*Data for the task*:
--- begin ---

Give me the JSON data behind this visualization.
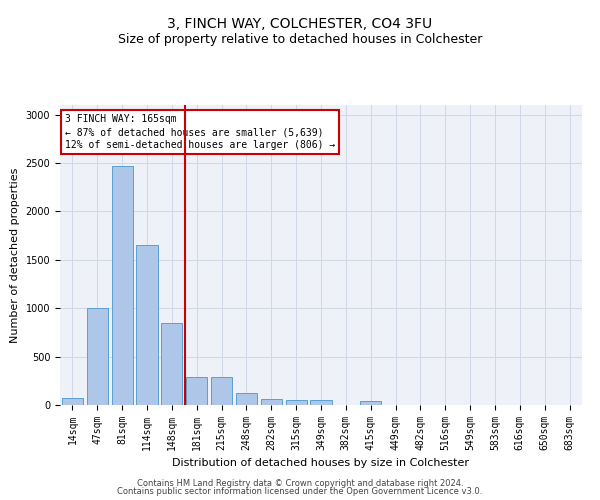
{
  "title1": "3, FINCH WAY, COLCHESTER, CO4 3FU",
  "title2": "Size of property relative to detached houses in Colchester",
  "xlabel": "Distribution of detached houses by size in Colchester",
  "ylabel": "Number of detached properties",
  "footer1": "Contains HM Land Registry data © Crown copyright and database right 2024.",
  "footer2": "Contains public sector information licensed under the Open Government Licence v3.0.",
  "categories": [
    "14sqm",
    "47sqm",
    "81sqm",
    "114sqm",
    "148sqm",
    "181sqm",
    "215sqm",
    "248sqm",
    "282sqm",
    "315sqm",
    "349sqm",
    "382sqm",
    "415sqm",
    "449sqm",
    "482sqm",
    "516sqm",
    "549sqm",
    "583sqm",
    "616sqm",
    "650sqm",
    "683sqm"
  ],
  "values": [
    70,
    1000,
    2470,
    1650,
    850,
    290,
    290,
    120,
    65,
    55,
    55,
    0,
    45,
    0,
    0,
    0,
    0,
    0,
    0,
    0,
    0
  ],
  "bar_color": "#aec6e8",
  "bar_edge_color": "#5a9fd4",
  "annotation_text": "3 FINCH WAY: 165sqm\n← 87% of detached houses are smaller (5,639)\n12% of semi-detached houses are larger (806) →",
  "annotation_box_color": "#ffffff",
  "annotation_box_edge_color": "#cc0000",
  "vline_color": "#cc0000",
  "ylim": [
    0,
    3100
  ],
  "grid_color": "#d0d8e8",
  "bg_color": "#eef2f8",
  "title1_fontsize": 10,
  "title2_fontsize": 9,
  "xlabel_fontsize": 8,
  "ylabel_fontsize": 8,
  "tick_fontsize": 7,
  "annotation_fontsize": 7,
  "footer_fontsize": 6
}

--- end ---

*Work to complete*: Without including any pictures, please restate all the records exactly.

*Finished exercise*:
Give me the JSON data behind this visualization.
{
  "title1": "3, FINCH WAY, COLCHESTER, CO4 3FU",
  "title2": "Size of property relative to detached houses in Colchester",
  "xlabel": "Distribution of detached houses by size in Colchester",
  "ylabel": "Number of detached properties",
  "footer1": "Contains HM Land Registry data © Crown copyright and database right 2024.",
  "footer2": "Contains public sector information licensed under the Open Government Licence v3.0.",
  "categories": [
    "14sqm",
    "47sqm",
    "81sqm",
    "114sqm",
    "148sqm",
    "181sqm",
    "215sqm",
    "248sqm",
    "282sqm",
    "315sqm",
    "349sqm",
    "382sqm",
    "415sqm",
    "449sqm",
    "482sqm",
    "516sqm",
    "549sqm",
    "583sqm",
    "616sqm",
    "650sqm",
    "683sqm"
  ],
  "values": [
    70,
    1000,
    2470,
    1650,
    850,
    290,
    290,
    120,
    65,
    55,
    55,
    0,
    45,
    0,
    0,
    0,
    0,
    0,
    0,
    0,
    0
  ],
  "bar_color": "#aec6e8",
  "bar_edge_color": "#5a9fd4",
  "annotation_text": "3 FINCH WAY: 165sqm\n← 87% of detached houses are smaller (5,639)\n12% of semi-detached houses are larger (806) →",
  "annotation_box_color": "#ffffff",
  "annotation_box_edge_color": "#cc0000",
  "vline_color": "#cc0000",
  "ylim": [
    0,
    3100
  ],
  "grid_color": "#d0d8e8",
  "bg_color": "#eef2f8",
  "title1_fontsize": 10,
  "title2_fontsize": 9,
  "xlabel_fontsize": 8,
  "ylabel_fontsize": 8,
  "tick_fontsize": 7,
  "annotation_fontsize": 7,
  "footer_fontsize": 6
}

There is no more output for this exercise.